Ihlamur kokuyordu bu şehir, bu caddeler, bu sokaklar; sen vardın bu şehirde..
Olağanüstü
bir durum hasıl değil; sadece çok özledim yine! Tutarsızım biliyorum; kimi
zaman gel ve hiç gitme diyorum, kimi zaman yanımdan hiç ayrılma istiyorum..
Kimi zaman da tek dileğim; hep benim, sadece benim, yalnızca benim olman ömür
boyunca.. Ne safça değil mi.. Bak, bunu da biliyorum.. Aşk dilenmek değildi
lakin benimkisi, her daim aşk dilemekti, elleri semaya açıp gözleri tavana
dikip seni dilemekti hepimizi Yaratandan.. Ama bilmiyorum neresi eksikti
dualarımın; seni verdi, yanında da bitmek bilmez hasretini hediye olarak..

________________

Görevler:
1. Özlem üzerine yazılmış metinde "seni verdi" ifadesinden sonra yanında hediye olarak ne verildiği söyleniyor?
2. Özlem üzerine yazılmış metni, son cümlesinin ardından birkaç cümleyle sürdürün.

________________

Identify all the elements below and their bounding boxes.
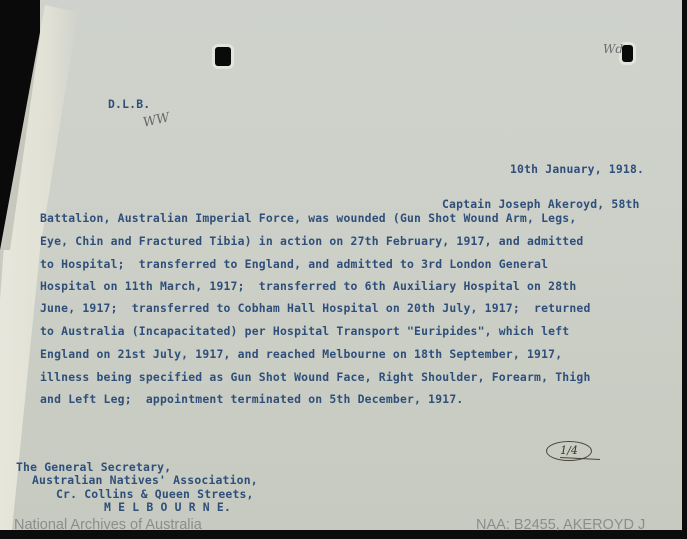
address-line: Cr. Collins & Queen Streets, [56, 489, 254, 500]
address-line: M E L B O U R N E. [104, 502, 231, 513]
address-line: The General Secretary, [16, 462, 171, 473]
body-line: Hospital on 11th March, 1917; transferre… [40, 281, 576, 292]
letter-date: 10th January, 1918. [510, 164, 644, 175]
punch-hole-icon [215, 47, 231, 66]
body-line: June, 1917; transferred to Cobham Hall H… [40, 303, 591, 314]
body-line: illness being specified as Gun Shot Woun… [40, 372, 591, 383]
punch-hole-icon [622, 45, 633, 62]
scan-border-right [682, 0, 687, 539]
body-line: to Australia (Incapacitated) per Hospita… [40, 326, 569, 337]
body-line: Captain Joseph Akeroyd, 58th [442, 199, 640, 210]
body-line: England on 21st July, 1917, and reached … [40, 349, 562, 360]
archive-citation: NAA: B2455, AKEROYD J [476, 517, 645, 533]
body-line: Battalion, Australian Imperial Force, wa… [40, 213, 576, 224]
file-reference: D.L.B. [108, 99, 150, 110]
body-line: to Hospital; transferred to England, and… [40, 259, 548, 270]
body-line: Eye, Chin and Fractured Tibia) in action… [40, 236, 583, 247]
body-line: and Left Leg; appointment terminated on … [40, 394, 463, 405]
archive-watermark: National Archives of Australia [14, 517, 202, 533]
address-line: Australian Natives' Association, [32, 475, 258, 486]
handwritten-mark: Wd [603, 42, 623, 56]
scanned-document: D.L.B. WW Wd 10th January, 1918. Captain… [0, 0, 687, 539]
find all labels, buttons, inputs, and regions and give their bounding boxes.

________________

Yanıtlar:
1. Yanında hediye olarak bitmek bilmez hasret verildiği söyleniyor.

2.
İçkiye
verdiğim sarhoşluklar sonrası ettiğim ama tutamadığım tövbelerim gibisin; hep
mecnunluğum oldun bin yıllarca; Kerem oldum, Şirin oldum, Ferhat oldum yolunda;
ne yana gitsem bir kaçış bulamadım senden, ne yana gitsem kavuşamadım sana..
Hasretin dayanılmaz oldu, yandım küle döndüm, eridim suya karıştım; yoruldum,
düştüm, gözlerim denizlere karıştı; ne yeminler ne tövbeler ettim de yolum yine
sana çıktı hep.. Bir görebilsen.. Öyle ki şişenin dibini bulduğum bir vakit
62'den çizdiğim tavşanlardan biri önüme niyet kağıtlarını dizdi; seç dedi bana
birini, kaderine bakalım.. İyi de, dedim, dile gelen tavşana; sen seçip ben
okumayacak mıydım? Yok, dedi, sen seç, senin bahtını ben okuyacağım bu kez..
Peki, dedim.. Sen çıktın yine bahtıma, sen çıktın niyetime..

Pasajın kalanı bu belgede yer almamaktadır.